## TASK GOAL
Take the entries below and print all of them exactly, please.
— START OF SUPPLIED RECORDS —
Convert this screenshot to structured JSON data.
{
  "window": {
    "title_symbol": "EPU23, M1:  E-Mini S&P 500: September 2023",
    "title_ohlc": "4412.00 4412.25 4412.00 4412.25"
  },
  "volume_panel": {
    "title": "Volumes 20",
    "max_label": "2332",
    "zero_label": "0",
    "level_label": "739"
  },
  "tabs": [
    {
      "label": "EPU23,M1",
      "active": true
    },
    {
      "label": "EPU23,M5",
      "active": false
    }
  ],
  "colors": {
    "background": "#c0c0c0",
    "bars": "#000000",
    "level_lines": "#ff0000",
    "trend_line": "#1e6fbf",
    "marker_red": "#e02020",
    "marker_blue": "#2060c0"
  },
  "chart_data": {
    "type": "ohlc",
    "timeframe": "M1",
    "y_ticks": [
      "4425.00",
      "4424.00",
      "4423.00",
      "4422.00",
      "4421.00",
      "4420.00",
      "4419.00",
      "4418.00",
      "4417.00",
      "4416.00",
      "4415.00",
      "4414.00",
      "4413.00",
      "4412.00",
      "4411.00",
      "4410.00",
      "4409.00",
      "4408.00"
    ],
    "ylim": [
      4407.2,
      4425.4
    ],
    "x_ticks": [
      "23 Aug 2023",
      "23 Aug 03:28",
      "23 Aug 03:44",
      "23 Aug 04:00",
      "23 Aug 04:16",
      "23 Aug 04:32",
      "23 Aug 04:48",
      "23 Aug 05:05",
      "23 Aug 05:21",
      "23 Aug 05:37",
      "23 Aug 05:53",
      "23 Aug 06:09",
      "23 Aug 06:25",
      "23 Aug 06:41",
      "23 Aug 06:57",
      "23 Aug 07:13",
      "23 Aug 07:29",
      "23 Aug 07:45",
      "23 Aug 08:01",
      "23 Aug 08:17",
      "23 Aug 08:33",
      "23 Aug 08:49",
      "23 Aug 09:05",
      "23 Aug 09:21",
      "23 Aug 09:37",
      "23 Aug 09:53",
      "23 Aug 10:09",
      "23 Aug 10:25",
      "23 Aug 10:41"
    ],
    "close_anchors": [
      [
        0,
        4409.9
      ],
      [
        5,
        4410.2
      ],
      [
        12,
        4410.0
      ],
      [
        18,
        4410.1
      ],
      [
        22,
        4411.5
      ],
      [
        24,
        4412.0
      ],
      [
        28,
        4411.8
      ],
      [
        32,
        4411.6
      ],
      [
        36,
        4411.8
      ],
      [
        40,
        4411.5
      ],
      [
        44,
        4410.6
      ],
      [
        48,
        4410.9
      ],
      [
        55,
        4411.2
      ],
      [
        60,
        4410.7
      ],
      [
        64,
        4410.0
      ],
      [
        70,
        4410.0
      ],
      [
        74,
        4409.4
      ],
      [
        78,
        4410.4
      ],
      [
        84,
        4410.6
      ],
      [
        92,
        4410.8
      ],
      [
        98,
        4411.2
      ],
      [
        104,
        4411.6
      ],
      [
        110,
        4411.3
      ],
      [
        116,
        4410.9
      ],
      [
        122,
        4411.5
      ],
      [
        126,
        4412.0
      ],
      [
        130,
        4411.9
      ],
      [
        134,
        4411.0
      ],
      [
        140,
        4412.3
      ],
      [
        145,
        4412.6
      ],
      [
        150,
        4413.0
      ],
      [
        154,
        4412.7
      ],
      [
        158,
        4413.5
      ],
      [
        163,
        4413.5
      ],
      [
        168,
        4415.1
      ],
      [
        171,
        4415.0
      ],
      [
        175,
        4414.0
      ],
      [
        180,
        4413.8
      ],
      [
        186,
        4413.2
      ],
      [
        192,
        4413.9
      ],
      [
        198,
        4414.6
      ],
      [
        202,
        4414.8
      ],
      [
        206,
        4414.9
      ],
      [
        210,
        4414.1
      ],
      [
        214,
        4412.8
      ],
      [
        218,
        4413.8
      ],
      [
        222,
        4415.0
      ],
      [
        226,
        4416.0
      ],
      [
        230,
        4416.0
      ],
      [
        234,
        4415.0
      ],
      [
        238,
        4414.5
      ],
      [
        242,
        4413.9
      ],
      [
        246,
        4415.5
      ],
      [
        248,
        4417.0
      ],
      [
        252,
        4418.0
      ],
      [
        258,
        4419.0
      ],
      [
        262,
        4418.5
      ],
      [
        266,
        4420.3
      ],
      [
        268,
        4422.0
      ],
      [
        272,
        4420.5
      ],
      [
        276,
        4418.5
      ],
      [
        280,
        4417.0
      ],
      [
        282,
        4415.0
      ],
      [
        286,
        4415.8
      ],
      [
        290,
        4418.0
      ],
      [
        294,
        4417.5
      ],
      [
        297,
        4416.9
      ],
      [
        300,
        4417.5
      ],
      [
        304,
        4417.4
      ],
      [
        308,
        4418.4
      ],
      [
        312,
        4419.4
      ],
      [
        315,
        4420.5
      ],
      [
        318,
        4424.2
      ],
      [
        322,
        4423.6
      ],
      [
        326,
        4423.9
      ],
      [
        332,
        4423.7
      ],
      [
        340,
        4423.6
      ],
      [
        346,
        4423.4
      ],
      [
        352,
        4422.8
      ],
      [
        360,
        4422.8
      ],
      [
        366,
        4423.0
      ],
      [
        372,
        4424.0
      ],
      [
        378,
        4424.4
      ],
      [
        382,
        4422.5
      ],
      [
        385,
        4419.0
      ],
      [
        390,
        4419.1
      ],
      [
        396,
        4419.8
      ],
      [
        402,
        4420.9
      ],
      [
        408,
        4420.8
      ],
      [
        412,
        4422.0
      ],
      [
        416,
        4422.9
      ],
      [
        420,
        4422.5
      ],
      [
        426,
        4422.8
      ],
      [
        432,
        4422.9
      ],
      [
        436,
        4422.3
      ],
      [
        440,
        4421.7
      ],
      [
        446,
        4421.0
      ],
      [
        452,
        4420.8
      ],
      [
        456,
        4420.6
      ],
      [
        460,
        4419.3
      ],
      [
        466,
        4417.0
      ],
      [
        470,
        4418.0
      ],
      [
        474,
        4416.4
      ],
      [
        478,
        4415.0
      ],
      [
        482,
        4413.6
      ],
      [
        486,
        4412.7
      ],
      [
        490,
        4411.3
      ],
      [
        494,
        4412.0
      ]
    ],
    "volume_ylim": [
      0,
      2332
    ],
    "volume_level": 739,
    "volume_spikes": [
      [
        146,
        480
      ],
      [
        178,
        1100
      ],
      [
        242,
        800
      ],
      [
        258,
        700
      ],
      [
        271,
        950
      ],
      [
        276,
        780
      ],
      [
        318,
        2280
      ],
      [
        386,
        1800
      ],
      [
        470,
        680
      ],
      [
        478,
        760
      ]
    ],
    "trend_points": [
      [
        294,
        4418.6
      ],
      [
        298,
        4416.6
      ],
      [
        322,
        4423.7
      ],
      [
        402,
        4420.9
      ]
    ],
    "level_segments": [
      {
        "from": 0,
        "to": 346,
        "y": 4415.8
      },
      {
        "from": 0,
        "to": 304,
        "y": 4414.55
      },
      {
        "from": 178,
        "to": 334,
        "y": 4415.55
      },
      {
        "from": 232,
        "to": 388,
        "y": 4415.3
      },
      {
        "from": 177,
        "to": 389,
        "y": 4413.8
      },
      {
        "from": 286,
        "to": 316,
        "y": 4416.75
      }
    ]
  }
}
— END OF SUPPLIED RECORDS —
## RESULT FOR THIS EXERCISE
Convert this screenshot to structured JSON data.
{
  "window": {
    "title_symbol": "EPU23, M1:  E-Mini S&P 500: September 2023",
    "title_ohlc": "4412.00 4412.25 4412.00 4412.25"
  },
  "volume_panel": {
    "title": "Volumes 20",
    "max_label": "2332",
    "zero_label": "0",
    "level_label": "739"
  },
  "tabs": [
    {
      "label": "EPU23,M1",
      "active": true
    },
    {
      "label": "EPU23,M5",
      "active": false
    }
  ],
  "colors": {
    "background": "#c0c0c0",
    "bars": "#000000",
    "level_lines": "#ff0000",
    "trend_line": "#1e6fbf",
    "marker_red": "#e02020",
    "marker_blue": "#2060c0"
  },
  "chart_data": {
    "type": "ohlc",
    "timeframe": "M1",
    "y_ticks": [
      "4425.00",
      "4424.00",
      "4423.00",
      "4422.00",
      "4421.00",
      "4420.00",
      "4419.00",
      "4418.00",
      "4417.00",
      "4416.00",
      "4415.00",
      "4414.00",
      "4413.00",
      "4412.00",
      "4411.00",
      "4410.00",
      "4409.00",
      "4408.00"
    ],
    "ylim": [
      4407.2,
      4425.4
    ],
    "x_ticks": [
      "23 Aug 2023",
      "23 Aug 03:28",
      "23 Aug 03:44",
      "23 Aug 04:00",
      "23 Aug 04:16",
      "23 Aug 04:32",
      "23 Aug 04:48",
      "23 Aug 05:05",
      "23 Aug 05:21",
      "23 Aug 05:37",
      "23 Aug 05:53",
      "23 Aug 06:09",
      "23 Aug 06:25",
      "23 Aug 06:41",
      "23 Aug 06:57",
      "23 Aug 07:13",
      "23 Aug 07:29",
      "23 Aug 07:45",
      "23 Aug 08:01",
      "23 Aug 08:17",
      "23 Aug 08:33",
      "23 Aug 08:49",
      "23 Aug 09:05",
      "23 Aug 09:21",
      "23 Aug 09:37",
      "23 Aug 09:53",
      "23 Aug 10:09",
      "23 Aug 10:25",
      "23 Aug 10:41"
    ],
    "close_anchors": [
      [
        0,
        4409.9
      ],
      [
        5,
        4410.2
      ],
      [
        12,
        4410.0
      ],
      [
        18,
        4410.1
      ],
      [
        22,
        4411.5
      ],
      [
        24,
        4412.0
      ],
      [
        28,
        4411.8
      ],
      [
        32,
        4411.6
      ],
      [
        36,
        4411.8
      ],
      [
        40,
        4411.5
      ],
      [
        44,
        4410.6
      ],
      [
        48,
        4410.9
      ],
      [
        55,
        4411.2
      ],
      [
        60,
        4410.7
      ],
      [
        64,
        4410.0
      ],
      [
        70,
        4410.0
      ],
      [
        74,
        4409.4
      ],
      [
        78,
        4410.4
      ],
      [
        84,
        4410.6
      ],
      [
        92,
        4410.8
      ],
      [
        98,
        4411.2
      ],
      [
        104,
        4411.6
      ],
      [
        110,
        4411.3
      ],
      [
        116,
        4410.9
      ],
      [
        122,
        4411.5
      ],
      [
        126,
        4412.0
      ],
      [
        130,
        4411.9
      ],
      [
        134,
        4411.0
      ],
      [
        140,
        4412.3
      ],
      [
        145,
        4412.6
      ],
      [
        150,
        4413.0
      ],
      [
        154,
        4412.7
      ],
      [
        158,
        4413.5
      ],
      [
        163,
        4413.5
      ],
      [
        168,
        4415.1
      ],
      [
        171,
        4415.0
      ],
      [
        175,
        4414.0
      ],
      [
        180,
        4413.8
      ],
      [
        186,
        4413.2
      ],
      [
        192,
        4413.9
      ],
      [
        198,
        4414.6
      ],
      [
        202,
        4414.8
      ],
      [
        206,
        4414.9
      ],
      [
        210,
        4414.1
      ],
      [
        214,
        4412.8
      ],
      [
        218,
        4413.8
      ],
      [
        222,
        4415.0
      ],
      [
        226,
        4416.0
      ],
      [
        230,
        4416.0
      ],
      [
        234,
        4415.0
      ],
      [
        238,
        4414.5
      ],
      [
        242,
        4413.9
      ],
      [
        246,
        4415.5
      ],
      [
        248,
        4417.0
      ],
      [
        252,
        4418.0
      ],
      [
        258,
        4419.0
      ],
      [
        262,
        4418.5
      ],
      [
        266,
        4420.3
      ],
      [
        268,
        4422.0
      ],
      [
        272,
        4420.5
      ],
      [
        276,
        4418.5
      ],
      [
        280,
        4417.0
      ],
      [
        282,
        4415.0
      ],
      [
        286,
        4415.8
      ],
      [
        290,
        4418.0
      ],
      [
        294,
        4417.5
      ],
      [
        297,
        4416.9
      ],
      [
        300,
        4417.5
      ],
      [
        304,
        4417.4
      ],
      [
        308,
        4418.4
      ],
      [
        312,
        4419.4
      ],
      [
        315,
        4420.5
      ],
      [
        318,
        4424.2
      ],
      [
        322,
        4423.6
      ],
      [
        326,
        4423.9
      ],
      [
        332,
        4423.7
      ],
      [
        340,
        4423.6
      ],
      [
        346,
        4423.4
      ],
      [
        352,
        4422.8
      ],
      [
        360,
        4422.8
      ],
      [
        366,
        4423.0
      ],
      [
        372,
        4424.0
      ],
      [
        378,
        4424.4
      ],
      [
        382,
        4422.5
      ],
      [
        385,
        4419.0
      ],
      [
        390,
        4419.1
      ],
      [
        396,
        4419.8
      ],
      [
        402,
        4420.9
      ],
      [
        408,
        4420.8
      ],
      [
        412,
        4422.0
      ],
      [
        416,
        4422.9
      ],
      [
        420,
        4422.5
      ],
      [
        426,
        4422.8
      ],
      [
        432,
        4422.9
      ],
      [
        436,
        4422.3
      ],
      [
        440,
        4421.7
      ],
      [
        446,
        4421.0
      ],
      [
        452,
        4420.8
      ],
      [
        456,
        4420.6
      ],
      [
        460,
        4419.3
      ],
      [
        466,
        4417.0
      ],
      [
        470,
        4418.0
      ],
      [
        474,
        4416.4
      ],
      [
        478,
        4415.0
      ],
      [
        482,
        4413.6
      ],
      [
        486,
        4412.7
      ],
      [
        490,
        4411.3
      ],
      [
        494,
        4412.0
      ]
    ],
    "volume_ylim": [
      0,
      2332
    ],
    "volume_level": 739,
    "volume_spikes": [
      [
        146,
        480
      ],
      [
        178,
        1100
      ],
      [
        242,
        800
      ],
      [
        258,
        700
      ],
      [
        271,
        950
      ],
      [
        276,
        780
      ],
      [
        318,
        2280
      ],
      [
        386,
        1800
      ],
      [
        470,
        680
      ],
      [
        478,
        760
      ]
    ],
    "trend_points": [
      [
        294,
        4418.6
      ],
      [
        298,
        4416.6
      ],
      [
        322,
        4423.7
      ],
      [
        402,
        4420.9
      ]
    ],
    "level_segments": [
      {
        "from": 0,
        "to": 346,
        "y": 4415.8
      },
      {
        "from": 0,
        "to": 304,
        "y": 4414.55
      },
      {
        "from": 178,
        "to": 334,
        "y": 4415.55
      },
      {
        "from": 232,
        "to": 388,
        "y": 4415.3
      },
      {
        "from": 177,
        "to": 389,
        "y": 4413.8
      },
      {
        "from": 286,
        "to": 316,
        "y": 4416.75
      }
    ]
  }
}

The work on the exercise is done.